(Dataset entries)
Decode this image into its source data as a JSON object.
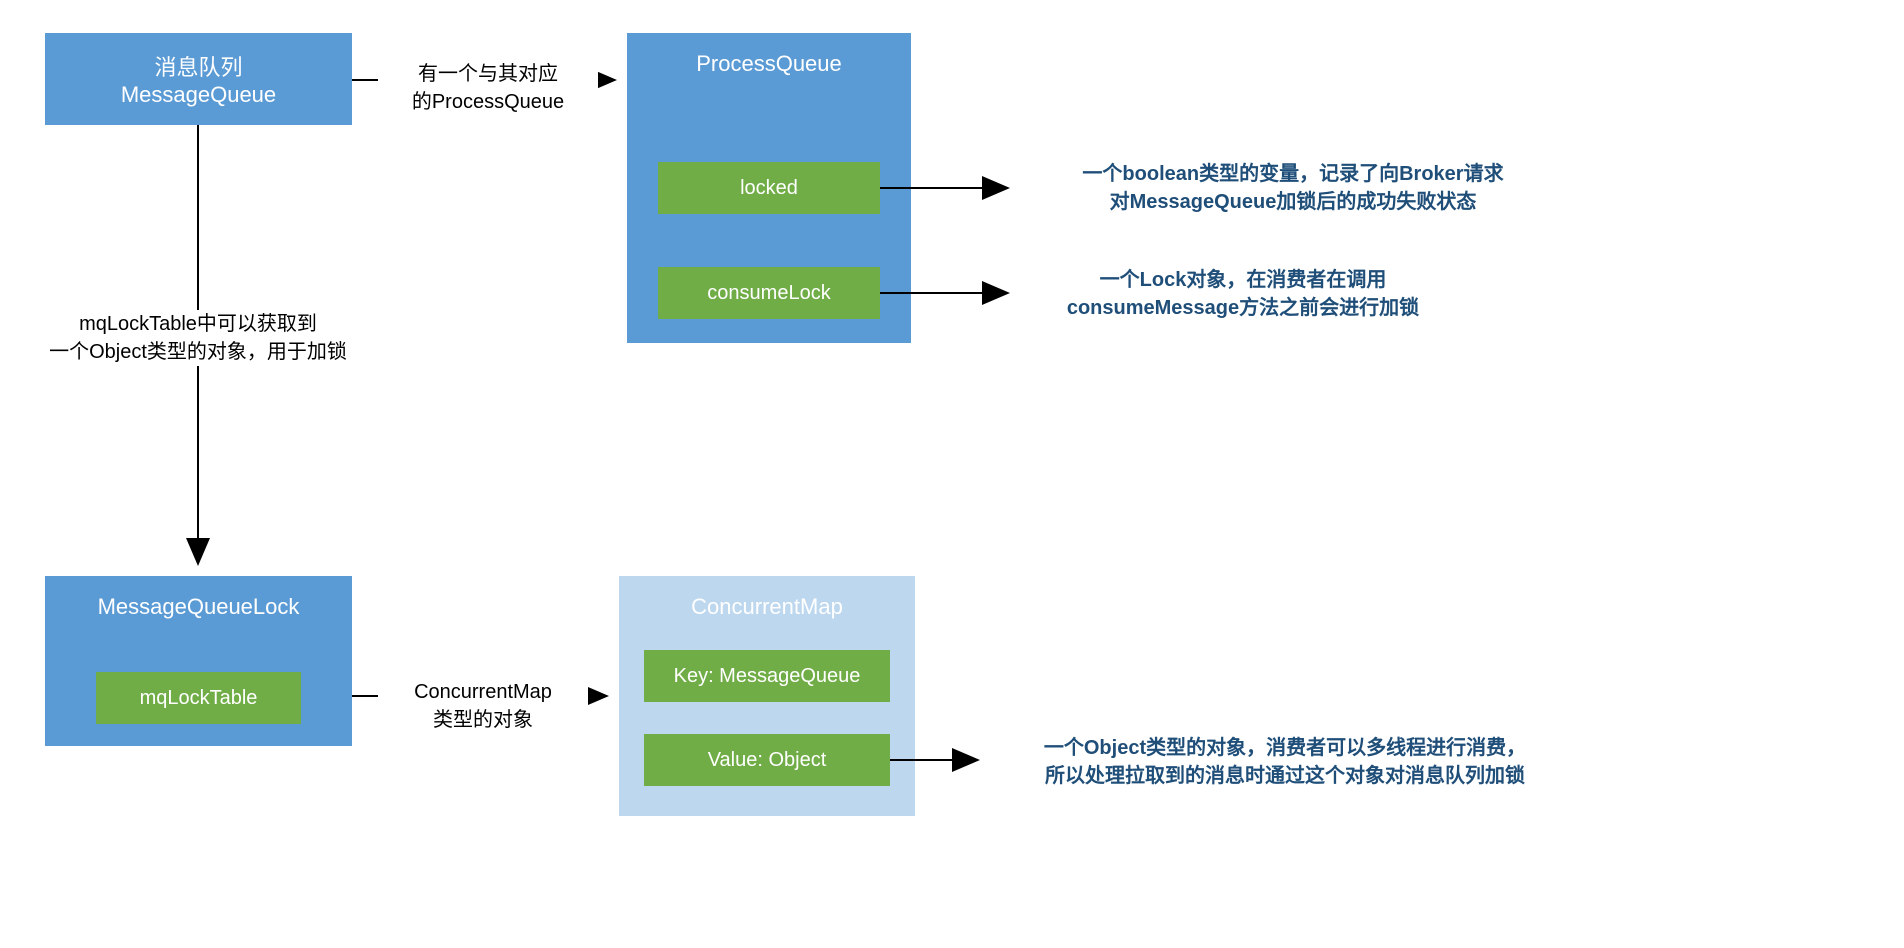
{
  "msgQueue": {
    "title_line1": "消息队列",
    "title_line2": "MessageQueue"
  },
  "processQueue": {
    "title": "ProcessQueue",
    "locked": "locked",
    "consumeLock": "consumeLock"
  },
  "mqLock": {
    "title": "MessageQueueLock",
    "mqLockTable": "mqLockTable"
  },
  "concurrentMap": {
    "title": "ConcurrentMap",
    "key": "Key: MessageQueue",
    "value": "Value: Object"
  },
  "edge": {
    "hasProcessQueue_l1": "有一个与其对应",
    "hasProcessQueue_l2": "的ProcessQueue",
    "mqLockTable_l1": "mqLockTable中可以获取到",
    "mqLockTable_l2": "一个Object类型的对象，用于加锁",
    "concurrentMap_l1": "ConcurrentMap",
    "concurrentMap_l2": "类型的对象"
  },
  "note": {
    "locked_l1": "一个boolean类型的变量，记录了向Broker请求",
    "locked_l2": "对MessageQueue加锁后的成功失败状态",
    "consumeLock_l1": "一个Lock对象，在消费者在调用",
    "consumeLock_l2": "consumeMessage方法之前会进行加锁",
    "valueObj_l1": "一个Object类型的对象，消费者可以多线程进行消费，",
    "valueObj_l2": "所以处理拉取到的消息时通过这个对象对消息队列加锁"
  }
}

_Exercise description_. Transcribe the records above exactly as they appear, leaving out any pictures.

_Exercise answer_.
Decode this image into its source data as a JSON object.
{
  "msgQueue": {
    "title_line1": "消息队列",
    "title_line2": "MessageQueue"
  },
  "processQueue": {
    "title": "ProcessQueue",
    "locked": "locked",
    "consumeLock": "consumeLock"
  },
  "mqLock": {
    "title": "MessageQueueLock",
    "mqLockTable": "mqLockTable"
  },
  "concurrentMap": {
    "title": "ConcurrentMap",
    "key": "Key: MessageQueue",
    "value": "Value: Object"
  },
  "edge": {
    "hasProcessQueue_l1": "有一个与其对应",
    "hasProcessQueue_l2": "的ProcessQueue",
    "mqLockTable_l1": "mqLockTable中可以获取到",
    "mqLockTable_l2": "一个Object类型的对象，用于加锁",
    "concurrentMap_l1": "ConcurrentMap",
    "concurrentMap_l2": "类型的对象"
  },
  "note": {
    "locked_l1": "一个boolean类型的变量，记录了向Broker请求",
    "locked_l2": "对MessageQueue加锁后的成功失败状态",
    "consumeLock_l1": "一个Lock对象，在消费者在调用",
    "consumeLock_l2": "consumeMessage方法之前会进行加锁",
    "valueObj_l1": "一个Object类型的对象，消费者可以多线程进行消费，",
    "valueObj_l2": "所以处理拉取到的消息时通过这个对象对消息队列加锁"
  }
}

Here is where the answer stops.